[JOB] Write out the records that appear below, verbatim and complete, but without pictures.

[INFORMATION GIVEN]
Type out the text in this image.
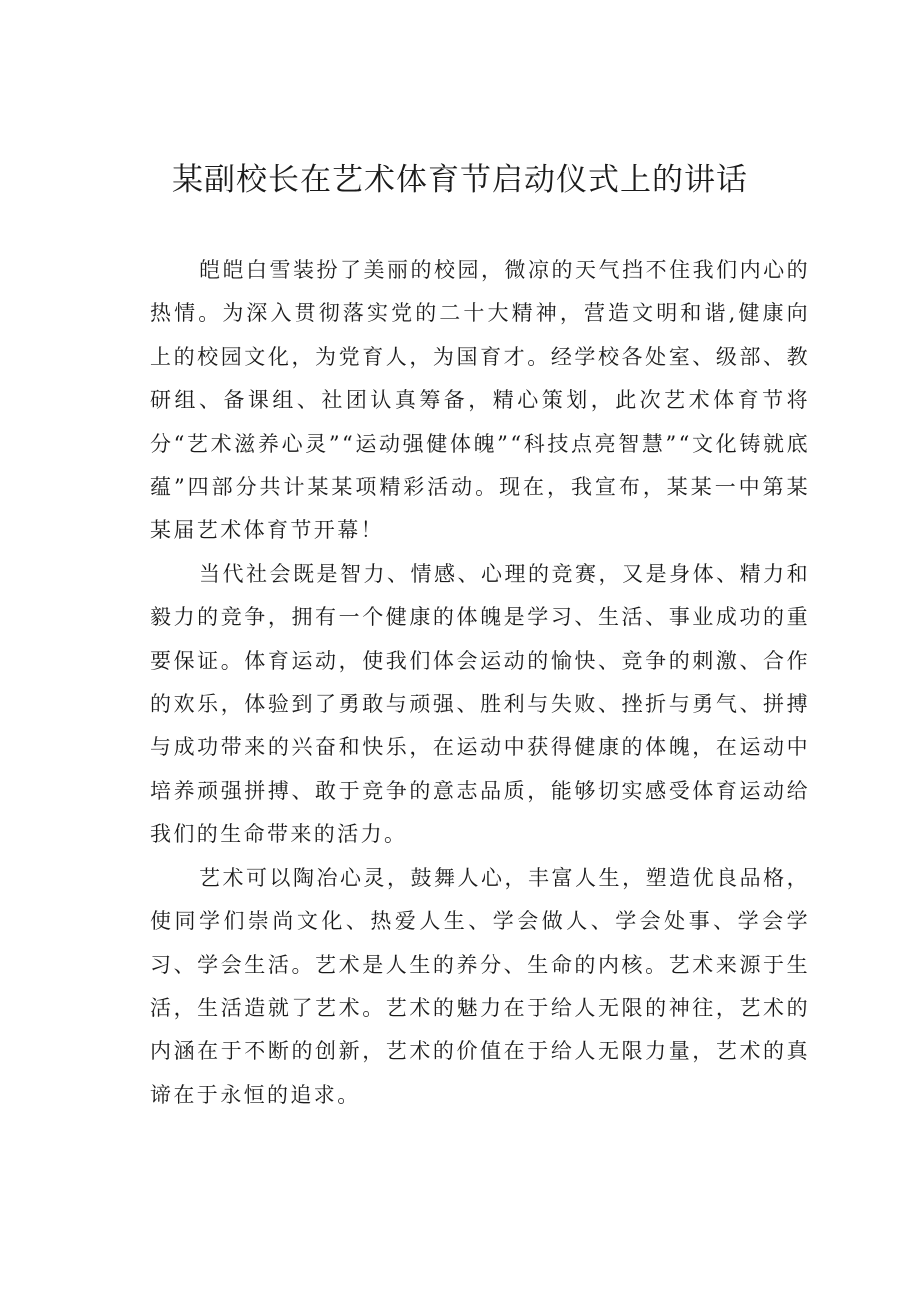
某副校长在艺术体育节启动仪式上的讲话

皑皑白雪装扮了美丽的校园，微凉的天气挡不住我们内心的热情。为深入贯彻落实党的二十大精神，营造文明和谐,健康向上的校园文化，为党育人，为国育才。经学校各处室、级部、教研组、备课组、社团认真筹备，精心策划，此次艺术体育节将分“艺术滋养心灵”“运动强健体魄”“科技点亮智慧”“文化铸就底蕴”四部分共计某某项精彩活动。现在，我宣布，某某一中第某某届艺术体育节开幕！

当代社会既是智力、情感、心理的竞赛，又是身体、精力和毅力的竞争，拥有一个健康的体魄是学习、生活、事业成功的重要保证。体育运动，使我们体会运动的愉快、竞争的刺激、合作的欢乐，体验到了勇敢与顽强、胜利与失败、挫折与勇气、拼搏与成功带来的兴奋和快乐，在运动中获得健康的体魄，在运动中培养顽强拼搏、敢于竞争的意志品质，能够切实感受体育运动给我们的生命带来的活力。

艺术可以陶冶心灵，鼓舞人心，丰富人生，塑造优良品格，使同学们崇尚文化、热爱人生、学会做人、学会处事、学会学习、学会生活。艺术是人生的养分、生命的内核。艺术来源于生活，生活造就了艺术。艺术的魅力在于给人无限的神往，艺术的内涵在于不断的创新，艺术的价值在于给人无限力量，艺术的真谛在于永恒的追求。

[SOLUTION TO THE EXERCISE]
Type out the text in this image.
某副校长在艺术体育节启动仪式上的讲话

皑皑白雪装扮了美丽的校园，微凉的天气挡不住我们内心的热情。为深入贯彻落实党的二十大精神，营造文明和谐,健康向上的校园文化，为党育人，为国育才。经学校各处室、级部、教研组、备课组、社团认真筹备，精心策划，此次艺术体育节将分“艺术滋养心灵”“运动强健体魄”“科技点亮智慧”“文化铸就底蕴”四部分共计某某项精彩活动。现在，我宣布，某某一中第某某届艺术体育节开幕！

当代社会既是智力、情感、心理的竞赛，又是身体、精力和毅力的竞争，拥有一个健康的体魄是学习、生活、事业成功的重要保证。体育运动，使我们体会运动的愉快、竞争的刺激、合作的欢乐，体验到了勇敢与顽强、胜利与失败、挫折与勇气、拼搏与成功带来的兴奋和快乐，在运动中获得健康的体魄，在运动中培养顽强拼搏、敢于竞争的意志品质，能够切实感受体育运动给我们的生命带来的活力。

艺术可以陶冶心灵，鼓舞人心，丰富人生，塑造优良品格，使同学们崇尚文化、热爱人生、学会做人、学会处事、学会学习、学会生活。艺术是人生的养分、生命的内核。艺术来源于生活，生活造就了艺术。艺术的魅力在于给人无限的神往，艺术的内涵在于不断的创新，艺术的价值在于给人无限力量，艺术的真谛在于永恒的追求。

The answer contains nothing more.